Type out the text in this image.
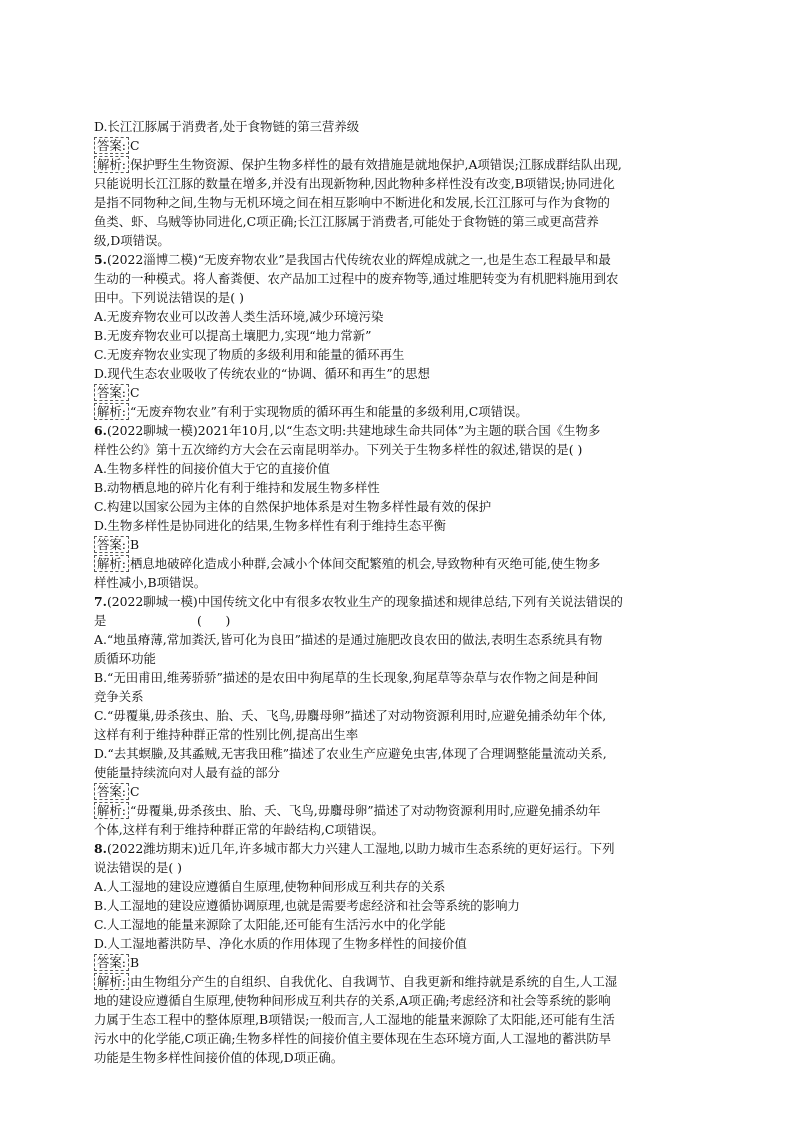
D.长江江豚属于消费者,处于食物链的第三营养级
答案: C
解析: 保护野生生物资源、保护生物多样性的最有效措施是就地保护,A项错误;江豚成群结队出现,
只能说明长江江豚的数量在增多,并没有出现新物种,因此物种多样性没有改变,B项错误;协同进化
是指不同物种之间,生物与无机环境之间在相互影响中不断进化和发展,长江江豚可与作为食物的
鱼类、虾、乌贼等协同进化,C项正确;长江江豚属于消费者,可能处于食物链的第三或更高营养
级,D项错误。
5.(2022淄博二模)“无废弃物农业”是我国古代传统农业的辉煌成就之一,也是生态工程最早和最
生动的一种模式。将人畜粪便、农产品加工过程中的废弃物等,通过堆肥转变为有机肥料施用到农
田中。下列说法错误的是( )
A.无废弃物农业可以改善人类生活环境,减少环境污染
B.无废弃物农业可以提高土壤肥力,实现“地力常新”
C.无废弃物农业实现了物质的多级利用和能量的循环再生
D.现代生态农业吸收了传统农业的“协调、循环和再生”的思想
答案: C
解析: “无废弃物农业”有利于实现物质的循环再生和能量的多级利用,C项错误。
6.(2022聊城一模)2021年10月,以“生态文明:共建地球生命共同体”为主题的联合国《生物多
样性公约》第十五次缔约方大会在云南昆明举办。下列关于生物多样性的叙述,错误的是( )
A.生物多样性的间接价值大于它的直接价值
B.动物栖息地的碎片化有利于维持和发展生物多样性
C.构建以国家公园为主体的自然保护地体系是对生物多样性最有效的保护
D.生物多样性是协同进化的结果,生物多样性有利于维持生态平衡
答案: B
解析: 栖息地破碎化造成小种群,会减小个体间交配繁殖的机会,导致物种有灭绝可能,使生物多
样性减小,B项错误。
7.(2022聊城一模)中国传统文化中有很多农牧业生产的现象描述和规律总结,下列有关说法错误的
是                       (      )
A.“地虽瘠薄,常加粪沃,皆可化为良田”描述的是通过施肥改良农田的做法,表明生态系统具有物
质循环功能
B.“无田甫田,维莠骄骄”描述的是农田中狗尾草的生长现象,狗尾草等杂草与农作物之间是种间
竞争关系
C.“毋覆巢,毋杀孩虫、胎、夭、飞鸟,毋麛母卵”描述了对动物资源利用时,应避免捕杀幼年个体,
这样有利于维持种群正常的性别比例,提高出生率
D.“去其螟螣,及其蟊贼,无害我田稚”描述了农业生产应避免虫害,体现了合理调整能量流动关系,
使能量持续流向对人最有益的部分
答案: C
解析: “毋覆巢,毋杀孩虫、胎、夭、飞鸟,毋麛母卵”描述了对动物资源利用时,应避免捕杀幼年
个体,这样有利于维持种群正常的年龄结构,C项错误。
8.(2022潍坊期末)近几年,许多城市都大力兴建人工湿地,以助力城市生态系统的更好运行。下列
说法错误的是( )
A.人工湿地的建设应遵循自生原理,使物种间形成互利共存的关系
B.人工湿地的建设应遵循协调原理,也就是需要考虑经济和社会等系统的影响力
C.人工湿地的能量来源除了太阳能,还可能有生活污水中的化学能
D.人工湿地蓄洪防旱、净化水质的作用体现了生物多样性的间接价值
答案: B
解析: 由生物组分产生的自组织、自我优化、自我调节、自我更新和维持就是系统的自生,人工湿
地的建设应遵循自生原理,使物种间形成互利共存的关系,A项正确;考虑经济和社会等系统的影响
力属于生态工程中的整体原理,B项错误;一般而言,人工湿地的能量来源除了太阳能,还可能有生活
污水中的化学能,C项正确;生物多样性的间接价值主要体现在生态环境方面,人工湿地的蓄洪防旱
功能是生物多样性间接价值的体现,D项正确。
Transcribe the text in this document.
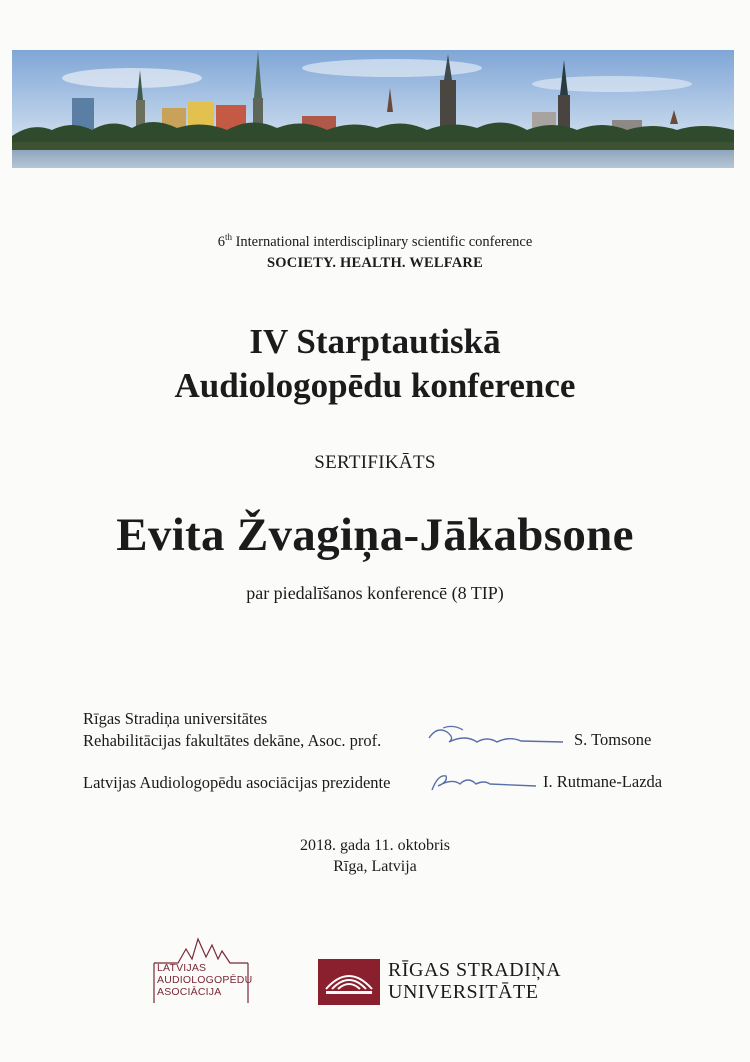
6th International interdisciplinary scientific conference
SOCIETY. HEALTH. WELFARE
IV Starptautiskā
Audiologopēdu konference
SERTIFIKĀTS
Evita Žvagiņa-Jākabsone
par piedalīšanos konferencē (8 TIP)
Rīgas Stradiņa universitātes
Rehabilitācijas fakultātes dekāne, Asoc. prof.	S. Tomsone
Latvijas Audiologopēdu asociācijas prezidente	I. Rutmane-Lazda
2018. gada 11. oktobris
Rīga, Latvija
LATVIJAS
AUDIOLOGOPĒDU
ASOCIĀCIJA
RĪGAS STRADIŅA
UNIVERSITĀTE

===============

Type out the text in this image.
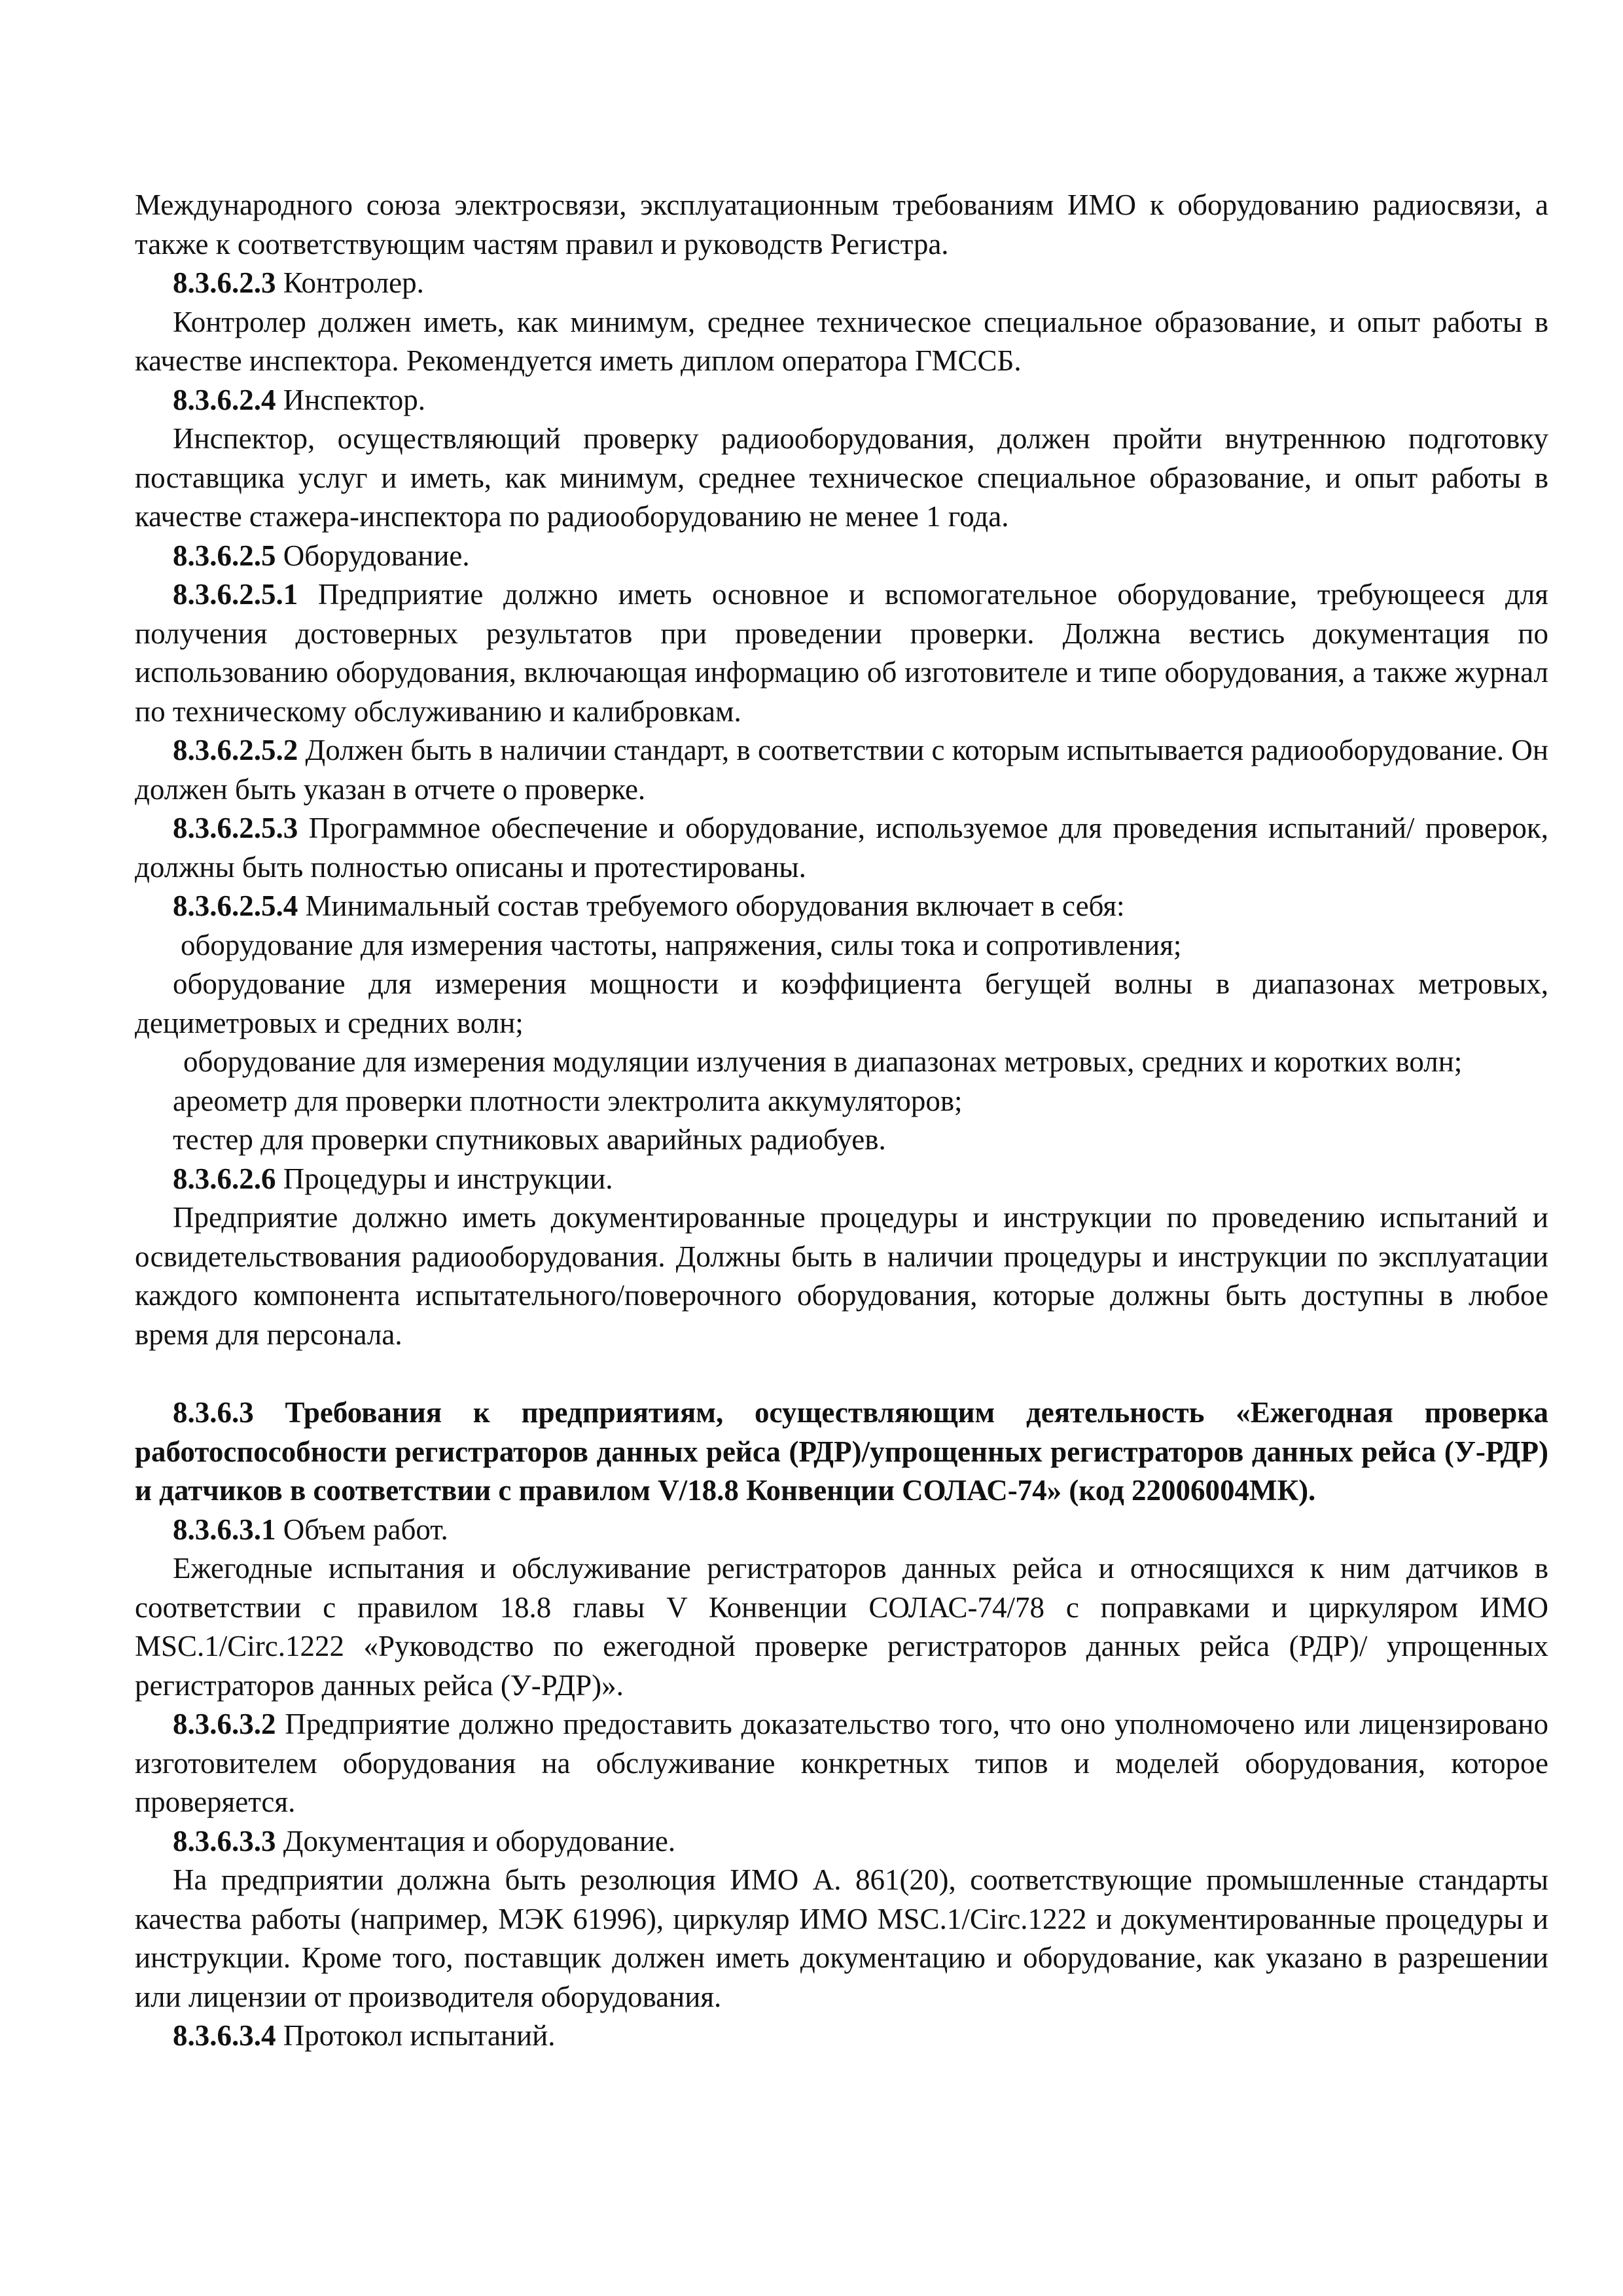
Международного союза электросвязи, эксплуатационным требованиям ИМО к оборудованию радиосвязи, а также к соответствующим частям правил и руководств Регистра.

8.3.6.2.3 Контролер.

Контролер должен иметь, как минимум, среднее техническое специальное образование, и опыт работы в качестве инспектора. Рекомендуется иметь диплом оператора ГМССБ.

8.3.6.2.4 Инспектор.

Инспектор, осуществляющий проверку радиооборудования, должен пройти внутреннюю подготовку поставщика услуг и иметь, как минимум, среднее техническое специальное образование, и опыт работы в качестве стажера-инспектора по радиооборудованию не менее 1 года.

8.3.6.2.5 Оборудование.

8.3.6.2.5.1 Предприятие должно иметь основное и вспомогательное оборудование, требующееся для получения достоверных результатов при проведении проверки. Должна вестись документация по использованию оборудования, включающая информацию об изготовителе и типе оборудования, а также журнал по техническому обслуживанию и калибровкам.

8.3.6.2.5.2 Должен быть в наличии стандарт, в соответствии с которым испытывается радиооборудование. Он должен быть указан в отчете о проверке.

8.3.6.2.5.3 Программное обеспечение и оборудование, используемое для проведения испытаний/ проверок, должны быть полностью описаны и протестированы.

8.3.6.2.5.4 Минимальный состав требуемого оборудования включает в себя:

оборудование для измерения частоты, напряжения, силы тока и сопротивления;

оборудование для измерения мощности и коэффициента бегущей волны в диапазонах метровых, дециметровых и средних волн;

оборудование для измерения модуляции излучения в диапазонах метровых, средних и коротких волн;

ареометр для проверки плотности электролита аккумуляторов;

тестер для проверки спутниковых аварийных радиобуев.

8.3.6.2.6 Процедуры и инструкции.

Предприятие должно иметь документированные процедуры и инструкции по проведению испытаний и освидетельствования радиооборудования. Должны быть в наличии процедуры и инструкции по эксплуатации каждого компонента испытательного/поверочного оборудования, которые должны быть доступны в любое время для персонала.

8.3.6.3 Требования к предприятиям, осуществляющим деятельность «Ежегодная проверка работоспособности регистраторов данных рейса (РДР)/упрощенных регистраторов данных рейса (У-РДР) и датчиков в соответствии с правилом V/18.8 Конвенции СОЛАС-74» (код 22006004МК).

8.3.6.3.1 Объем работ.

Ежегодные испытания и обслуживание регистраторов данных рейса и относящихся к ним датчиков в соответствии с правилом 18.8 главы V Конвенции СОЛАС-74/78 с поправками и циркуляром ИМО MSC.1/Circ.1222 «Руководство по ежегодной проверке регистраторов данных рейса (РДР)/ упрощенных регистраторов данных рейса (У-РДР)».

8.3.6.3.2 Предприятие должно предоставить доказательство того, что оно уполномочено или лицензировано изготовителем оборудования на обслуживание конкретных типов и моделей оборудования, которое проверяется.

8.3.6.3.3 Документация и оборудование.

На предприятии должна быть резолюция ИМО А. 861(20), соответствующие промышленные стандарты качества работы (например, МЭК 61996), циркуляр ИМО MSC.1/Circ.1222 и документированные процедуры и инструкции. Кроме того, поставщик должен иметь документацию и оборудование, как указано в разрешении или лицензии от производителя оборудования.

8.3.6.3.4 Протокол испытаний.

===============

• [The exercise]
Identify each line of the material where the word "также" shows up, and copy it.

• [Correct response]
Международного союза электросвязи, эксплуатационным требованиям ИМО к оборудованию радиосвязи, а также к соответствующим частям правил и руководств Регистра.
8.3.6.2.5.1 Предприятие должно иметь основное и вспомогательное оборудование, требующееся для получения достоверных результатов при проведении проверки. Должна вестись документация по использованию оборудования, включающая информацию об изготовителе и типе оборудования, а также журнал по техническому обслуживанию и калибровкам.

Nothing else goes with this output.